◆ Passage du texte:
La guerre russo-ukrainienne nous amène à réinterroger la définition de la « puissance » et ce que nous comptons en faire. Communément admise comme étant le poids d’un pays sur la scène internationale en fonction de sa force militaire, son influence diplomatique, son rayonnement économique et culturel, la puissance a d’abord, comme socle, son poids démographique, tant oublié par les effrayés du réel.
Or, à la lumière de la définition de la puissance revendiquée par les Russes apparaît plus crûment encore le vide voulu par le refus européen de la penser. De vide stratégique en vide de la puissance les Occidentaux d’Europe, ont accumulé des faiblesses tellement intériorisées qu’elles en sont devenues un mode de vie et une représentation du monde.
Avec la guerre que la Russie vient de déclencher en Ukraine, il semble que quatre éléments « archaïques » doivent être pris en compte ; archaïque venant du grec « in arche », c’est-à-dire, au fondement. L’archaïque est donc ce qui conditionne, paradoxalement, toujours l’avenir.
La puissance, c’est d’abord la force. Non pas parce qu’elle écrase ou domine mais parce qu’elle qui permet le mouvement, tous les mouvements. Rien aujourd’hui, mis à part une force mécanique plus forte (pour reprendre la terminologie du Général de Gaulle, le 18 juin 1940) ne peut enrayer les mouvements militaires russes. La force, c’est rendre tous les mouvements possibles. Le récit de la force c’est qu’elle est toujours éthique, aux yeux de celui qui l’utilise, parce qu’elle défend ses intérêts, son sacré. Or, quand on regarde le monde avec les yeux de la force, le sacré est toujours accompagné du sacrifice (la mort des soldats et des civils) et du sacrilège (défendre nos frères russophones). C’est exactement ce que dit, fait et montre Poutine depuis… vingt-cinq ans mais nous avons feint de ne pas comprendre ces gesticulations jugées « néanderthaliennes ». C’est exactement ce que font aussi les Etats-Unis depuis 1940 et la Chine depuis la fin de la Guerre froide. C’est exactement tout le contraire de ce que font les Etats européens depuis les années 80 du XXème siècle.

◆ Tâches à réaliser:
1. Recopiez le texte sur la puissance en commençant par « Or, à la lumière » et en poursuivant jusqu'à « représentation du monde. », en substituant « fragilités » à « faiblesses ».
2. Dans le texte sur la puissance, pourquoi la force est-elle toujours éthique aux yeux de celui qui l'utilise ? Répondez en une à trois phrases.
Appuyez-vous exclusivement sur le texte sur la puissance.

◆ Entrées de données:
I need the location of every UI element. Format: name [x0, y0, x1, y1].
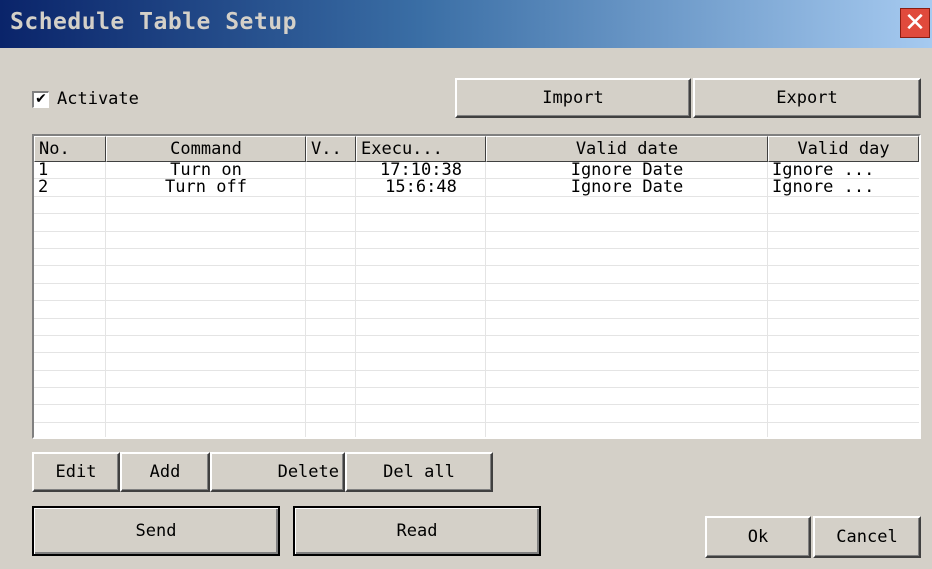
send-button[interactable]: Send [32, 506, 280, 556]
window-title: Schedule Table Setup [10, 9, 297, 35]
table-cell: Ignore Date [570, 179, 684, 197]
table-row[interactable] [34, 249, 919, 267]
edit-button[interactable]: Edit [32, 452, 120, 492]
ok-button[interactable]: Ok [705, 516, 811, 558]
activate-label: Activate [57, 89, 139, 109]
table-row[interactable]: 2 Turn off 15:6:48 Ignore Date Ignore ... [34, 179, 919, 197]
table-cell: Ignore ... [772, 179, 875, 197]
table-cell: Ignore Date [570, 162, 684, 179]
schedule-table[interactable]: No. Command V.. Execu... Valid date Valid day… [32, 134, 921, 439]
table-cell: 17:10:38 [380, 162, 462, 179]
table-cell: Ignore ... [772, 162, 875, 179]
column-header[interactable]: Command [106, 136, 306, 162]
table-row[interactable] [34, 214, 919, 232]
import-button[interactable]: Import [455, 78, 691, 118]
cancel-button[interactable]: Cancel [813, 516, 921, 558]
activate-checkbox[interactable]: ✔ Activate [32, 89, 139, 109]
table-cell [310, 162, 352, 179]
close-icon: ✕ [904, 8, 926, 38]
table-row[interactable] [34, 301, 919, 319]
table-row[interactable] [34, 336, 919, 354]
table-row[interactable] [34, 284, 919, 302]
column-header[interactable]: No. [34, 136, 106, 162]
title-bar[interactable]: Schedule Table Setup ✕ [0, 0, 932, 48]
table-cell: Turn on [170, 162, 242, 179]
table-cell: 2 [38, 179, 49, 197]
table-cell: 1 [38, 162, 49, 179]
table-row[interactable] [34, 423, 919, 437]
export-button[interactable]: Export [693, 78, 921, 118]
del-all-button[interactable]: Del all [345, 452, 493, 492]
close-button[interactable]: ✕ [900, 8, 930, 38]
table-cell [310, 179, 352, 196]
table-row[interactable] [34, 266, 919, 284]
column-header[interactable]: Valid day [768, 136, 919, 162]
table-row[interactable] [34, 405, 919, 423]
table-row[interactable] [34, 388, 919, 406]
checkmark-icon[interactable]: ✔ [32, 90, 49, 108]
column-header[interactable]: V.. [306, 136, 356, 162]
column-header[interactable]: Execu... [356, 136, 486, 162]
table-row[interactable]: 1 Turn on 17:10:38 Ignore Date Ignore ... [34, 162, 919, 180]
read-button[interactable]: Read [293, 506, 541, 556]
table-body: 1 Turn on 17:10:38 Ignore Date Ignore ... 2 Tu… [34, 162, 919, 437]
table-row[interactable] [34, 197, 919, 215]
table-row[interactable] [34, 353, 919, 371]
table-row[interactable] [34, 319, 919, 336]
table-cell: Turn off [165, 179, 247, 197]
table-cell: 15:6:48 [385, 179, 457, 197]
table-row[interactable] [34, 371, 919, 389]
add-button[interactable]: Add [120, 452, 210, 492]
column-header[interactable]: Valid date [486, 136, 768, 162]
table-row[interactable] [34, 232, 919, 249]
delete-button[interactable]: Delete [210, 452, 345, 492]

◆ Corrigés:
1.
Or, à la lumière de la définition de la puissance revendiquée par les Russes apparaît plus crûment encore le vide voulu par le refus européen de la penser. De vide stratégique en vide de la puissance les Occidentaux d’Europe, ont accumulé des fragilités tellement intériorisées qu’elles en sont devenues un mode de vie et une représentation du monde.

2. Selon le récit de la force, celui qui l'utilise la juge toujours éthique parce qu'elle défend ses intérêts, son sacré.